> Written problem
In the records below, tally every line containing "Importação". Report only the total.

> Material shown

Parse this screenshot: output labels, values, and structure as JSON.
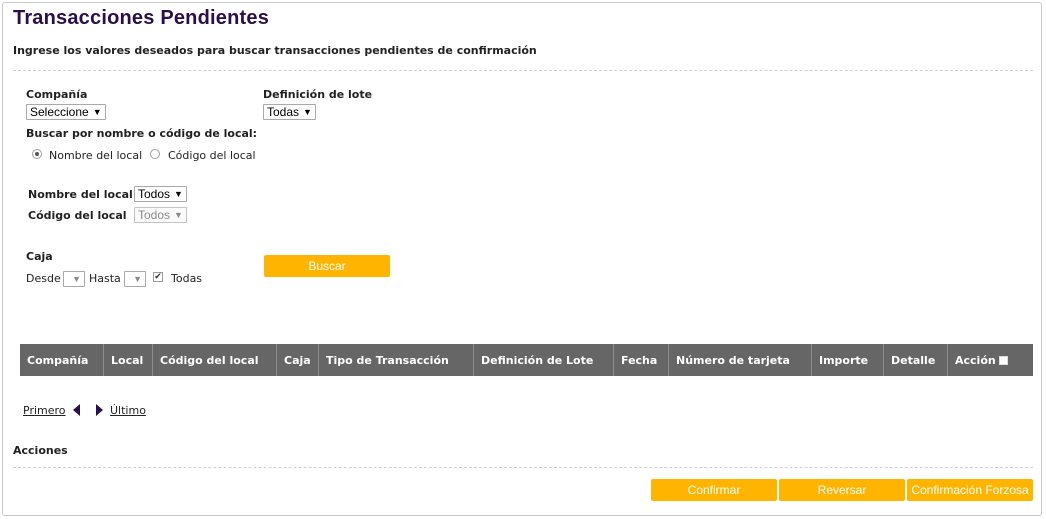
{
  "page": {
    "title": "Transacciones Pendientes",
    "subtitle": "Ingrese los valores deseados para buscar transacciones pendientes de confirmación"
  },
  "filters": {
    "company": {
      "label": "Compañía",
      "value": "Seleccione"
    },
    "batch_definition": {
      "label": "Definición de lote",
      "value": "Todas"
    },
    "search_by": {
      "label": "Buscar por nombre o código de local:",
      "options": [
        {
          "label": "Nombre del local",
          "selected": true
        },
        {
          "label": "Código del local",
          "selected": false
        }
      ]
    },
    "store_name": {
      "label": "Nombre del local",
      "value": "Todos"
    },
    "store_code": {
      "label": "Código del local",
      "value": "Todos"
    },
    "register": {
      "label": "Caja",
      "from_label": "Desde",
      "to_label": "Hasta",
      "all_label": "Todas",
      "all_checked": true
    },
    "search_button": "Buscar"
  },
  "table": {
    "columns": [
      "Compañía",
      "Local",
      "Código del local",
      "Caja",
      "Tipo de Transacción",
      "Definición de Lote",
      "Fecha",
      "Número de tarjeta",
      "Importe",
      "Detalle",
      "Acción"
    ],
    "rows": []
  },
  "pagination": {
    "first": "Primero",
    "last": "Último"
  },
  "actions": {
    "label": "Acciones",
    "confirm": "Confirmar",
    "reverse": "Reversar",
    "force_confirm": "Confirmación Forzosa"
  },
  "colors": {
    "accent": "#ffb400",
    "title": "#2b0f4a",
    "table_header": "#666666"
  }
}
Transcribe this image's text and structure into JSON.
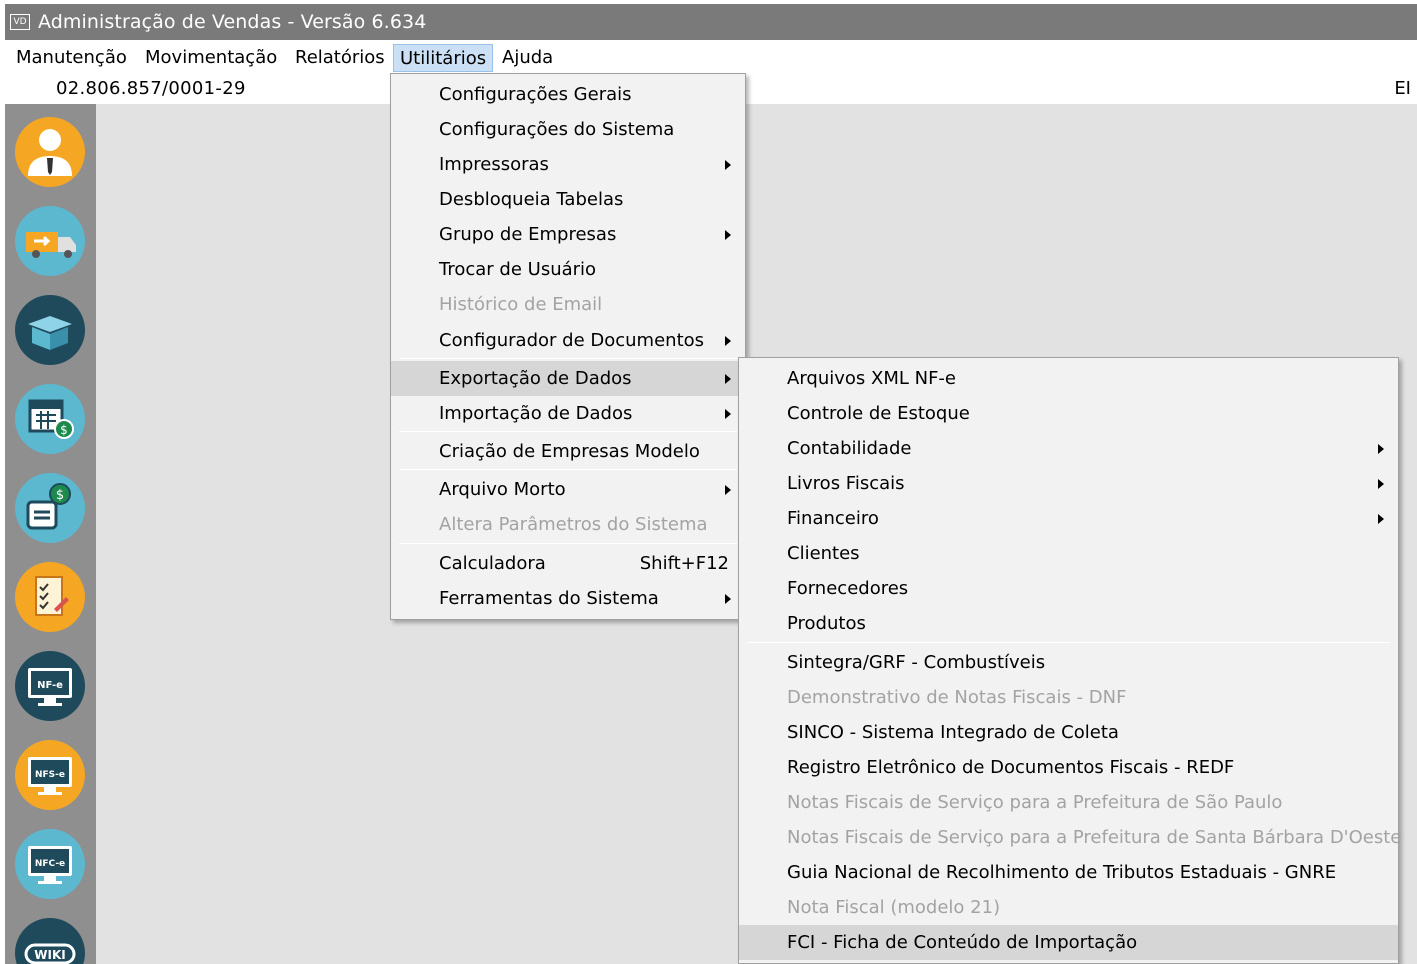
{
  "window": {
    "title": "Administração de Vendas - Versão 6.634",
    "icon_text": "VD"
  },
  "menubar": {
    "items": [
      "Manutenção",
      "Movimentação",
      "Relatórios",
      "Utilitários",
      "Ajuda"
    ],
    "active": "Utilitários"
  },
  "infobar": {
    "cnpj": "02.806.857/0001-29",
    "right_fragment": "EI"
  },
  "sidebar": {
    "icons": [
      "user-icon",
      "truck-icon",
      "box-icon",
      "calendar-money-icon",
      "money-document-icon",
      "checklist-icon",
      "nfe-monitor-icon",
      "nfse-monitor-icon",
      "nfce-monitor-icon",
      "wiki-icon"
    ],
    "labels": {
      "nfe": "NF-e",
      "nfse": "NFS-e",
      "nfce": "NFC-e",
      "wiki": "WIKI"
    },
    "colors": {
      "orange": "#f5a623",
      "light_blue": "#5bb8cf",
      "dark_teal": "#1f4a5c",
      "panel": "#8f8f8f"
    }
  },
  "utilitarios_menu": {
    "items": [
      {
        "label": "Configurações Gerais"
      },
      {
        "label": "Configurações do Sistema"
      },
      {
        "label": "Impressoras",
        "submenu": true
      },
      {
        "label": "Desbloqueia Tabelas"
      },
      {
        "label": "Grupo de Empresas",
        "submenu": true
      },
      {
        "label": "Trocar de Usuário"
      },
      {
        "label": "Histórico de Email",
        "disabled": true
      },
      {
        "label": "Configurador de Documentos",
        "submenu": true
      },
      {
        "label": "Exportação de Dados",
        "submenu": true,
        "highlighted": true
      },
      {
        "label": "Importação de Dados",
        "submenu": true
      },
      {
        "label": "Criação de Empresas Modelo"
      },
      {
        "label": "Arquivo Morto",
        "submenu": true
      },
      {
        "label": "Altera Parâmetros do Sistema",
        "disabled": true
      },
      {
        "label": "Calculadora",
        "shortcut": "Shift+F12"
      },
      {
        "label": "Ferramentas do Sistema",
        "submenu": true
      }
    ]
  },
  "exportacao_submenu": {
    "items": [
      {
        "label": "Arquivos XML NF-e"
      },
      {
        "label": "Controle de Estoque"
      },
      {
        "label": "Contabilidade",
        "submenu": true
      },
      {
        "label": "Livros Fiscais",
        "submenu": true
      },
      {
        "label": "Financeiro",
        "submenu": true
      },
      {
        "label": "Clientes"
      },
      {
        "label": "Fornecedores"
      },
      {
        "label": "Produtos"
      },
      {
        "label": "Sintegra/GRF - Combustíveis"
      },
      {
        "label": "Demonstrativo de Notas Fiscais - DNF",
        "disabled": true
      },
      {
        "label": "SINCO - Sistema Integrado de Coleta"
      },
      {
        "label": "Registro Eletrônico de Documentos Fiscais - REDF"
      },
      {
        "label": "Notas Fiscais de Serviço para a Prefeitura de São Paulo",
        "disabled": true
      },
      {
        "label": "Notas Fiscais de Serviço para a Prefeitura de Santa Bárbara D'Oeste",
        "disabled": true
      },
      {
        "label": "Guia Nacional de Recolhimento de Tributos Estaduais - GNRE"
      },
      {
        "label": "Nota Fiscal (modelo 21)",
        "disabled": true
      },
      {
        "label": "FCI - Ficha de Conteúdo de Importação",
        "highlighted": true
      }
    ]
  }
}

==

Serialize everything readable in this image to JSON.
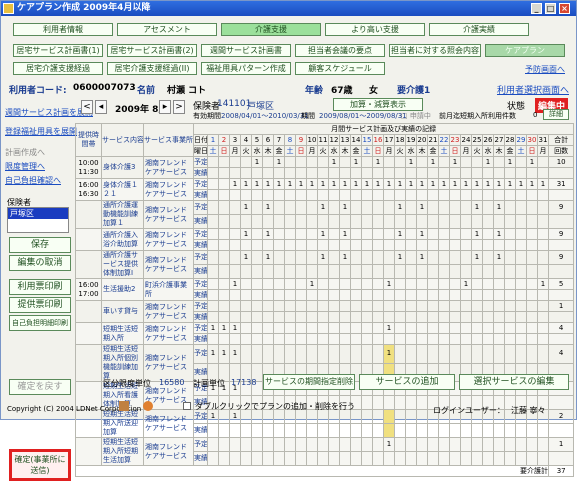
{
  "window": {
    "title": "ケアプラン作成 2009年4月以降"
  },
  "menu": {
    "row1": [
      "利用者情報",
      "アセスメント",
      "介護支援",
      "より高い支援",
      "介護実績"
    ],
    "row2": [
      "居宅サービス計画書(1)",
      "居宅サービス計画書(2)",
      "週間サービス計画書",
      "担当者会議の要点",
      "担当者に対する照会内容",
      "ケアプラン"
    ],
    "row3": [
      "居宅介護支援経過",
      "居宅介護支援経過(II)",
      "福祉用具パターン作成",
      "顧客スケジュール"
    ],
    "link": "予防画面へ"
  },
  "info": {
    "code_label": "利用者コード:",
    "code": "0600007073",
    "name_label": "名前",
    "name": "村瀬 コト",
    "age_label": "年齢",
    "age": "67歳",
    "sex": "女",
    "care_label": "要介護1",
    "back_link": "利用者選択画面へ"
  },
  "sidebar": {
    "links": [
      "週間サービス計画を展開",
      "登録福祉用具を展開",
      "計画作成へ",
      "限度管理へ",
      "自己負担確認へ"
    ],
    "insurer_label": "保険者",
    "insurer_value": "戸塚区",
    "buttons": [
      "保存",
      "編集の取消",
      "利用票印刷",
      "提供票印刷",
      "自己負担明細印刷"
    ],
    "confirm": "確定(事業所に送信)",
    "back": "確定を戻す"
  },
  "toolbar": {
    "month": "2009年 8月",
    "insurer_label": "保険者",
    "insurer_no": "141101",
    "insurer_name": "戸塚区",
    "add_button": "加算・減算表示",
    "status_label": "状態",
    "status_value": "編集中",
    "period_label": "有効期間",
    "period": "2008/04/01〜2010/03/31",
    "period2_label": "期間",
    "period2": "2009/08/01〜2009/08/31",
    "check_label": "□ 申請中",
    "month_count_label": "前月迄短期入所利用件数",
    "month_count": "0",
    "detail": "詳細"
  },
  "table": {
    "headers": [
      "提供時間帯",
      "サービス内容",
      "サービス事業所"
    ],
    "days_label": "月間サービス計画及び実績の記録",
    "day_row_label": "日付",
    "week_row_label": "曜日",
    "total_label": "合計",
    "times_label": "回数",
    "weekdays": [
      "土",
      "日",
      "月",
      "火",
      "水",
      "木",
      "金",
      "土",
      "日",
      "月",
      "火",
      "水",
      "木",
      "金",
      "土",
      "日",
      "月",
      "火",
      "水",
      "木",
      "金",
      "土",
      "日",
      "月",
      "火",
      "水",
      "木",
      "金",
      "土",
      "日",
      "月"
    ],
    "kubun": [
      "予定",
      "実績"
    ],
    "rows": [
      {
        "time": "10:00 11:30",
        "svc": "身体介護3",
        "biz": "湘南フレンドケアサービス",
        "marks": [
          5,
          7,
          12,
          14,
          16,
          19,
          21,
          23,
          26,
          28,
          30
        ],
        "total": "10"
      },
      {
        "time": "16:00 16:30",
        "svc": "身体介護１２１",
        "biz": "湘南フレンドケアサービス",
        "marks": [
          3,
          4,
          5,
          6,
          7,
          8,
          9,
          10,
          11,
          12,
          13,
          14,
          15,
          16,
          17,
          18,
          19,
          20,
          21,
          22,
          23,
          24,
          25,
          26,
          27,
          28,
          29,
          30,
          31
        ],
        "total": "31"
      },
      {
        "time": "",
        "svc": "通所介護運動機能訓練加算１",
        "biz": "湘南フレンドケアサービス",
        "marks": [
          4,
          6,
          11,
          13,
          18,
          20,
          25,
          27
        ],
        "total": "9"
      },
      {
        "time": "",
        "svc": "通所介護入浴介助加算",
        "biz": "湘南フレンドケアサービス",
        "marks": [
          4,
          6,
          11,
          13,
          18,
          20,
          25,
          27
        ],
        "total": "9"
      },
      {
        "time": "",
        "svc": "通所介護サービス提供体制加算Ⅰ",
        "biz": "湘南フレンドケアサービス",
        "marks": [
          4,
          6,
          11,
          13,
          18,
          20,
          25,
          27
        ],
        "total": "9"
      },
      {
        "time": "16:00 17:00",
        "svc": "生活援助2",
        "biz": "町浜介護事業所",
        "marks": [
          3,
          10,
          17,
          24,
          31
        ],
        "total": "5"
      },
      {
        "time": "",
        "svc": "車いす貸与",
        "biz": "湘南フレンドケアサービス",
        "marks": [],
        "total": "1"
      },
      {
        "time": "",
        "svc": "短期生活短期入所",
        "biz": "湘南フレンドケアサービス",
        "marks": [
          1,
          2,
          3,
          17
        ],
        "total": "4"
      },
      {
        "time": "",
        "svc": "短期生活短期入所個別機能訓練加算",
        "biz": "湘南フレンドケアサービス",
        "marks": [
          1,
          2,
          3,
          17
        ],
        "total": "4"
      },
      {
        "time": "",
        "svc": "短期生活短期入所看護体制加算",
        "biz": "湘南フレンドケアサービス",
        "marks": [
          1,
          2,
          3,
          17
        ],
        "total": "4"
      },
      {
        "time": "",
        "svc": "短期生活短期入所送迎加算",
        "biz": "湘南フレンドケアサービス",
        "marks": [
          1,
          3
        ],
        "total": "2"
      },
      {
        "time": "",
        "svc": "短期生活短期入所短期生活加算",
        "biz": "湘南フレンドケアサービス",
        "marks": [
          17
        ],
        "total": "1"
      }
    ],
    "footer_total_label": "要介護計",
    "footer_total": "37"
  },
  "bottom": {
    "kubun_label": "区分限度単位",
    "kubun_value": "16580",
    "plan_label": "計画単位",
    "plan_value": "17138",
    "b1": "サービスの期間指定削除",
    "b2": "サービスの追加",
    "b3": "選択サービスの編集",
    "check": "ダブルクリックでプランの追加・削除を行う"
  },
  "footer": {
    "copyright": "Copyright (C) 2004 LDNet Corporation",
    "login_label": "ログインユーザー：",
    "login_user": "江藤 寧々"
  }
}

> The output
2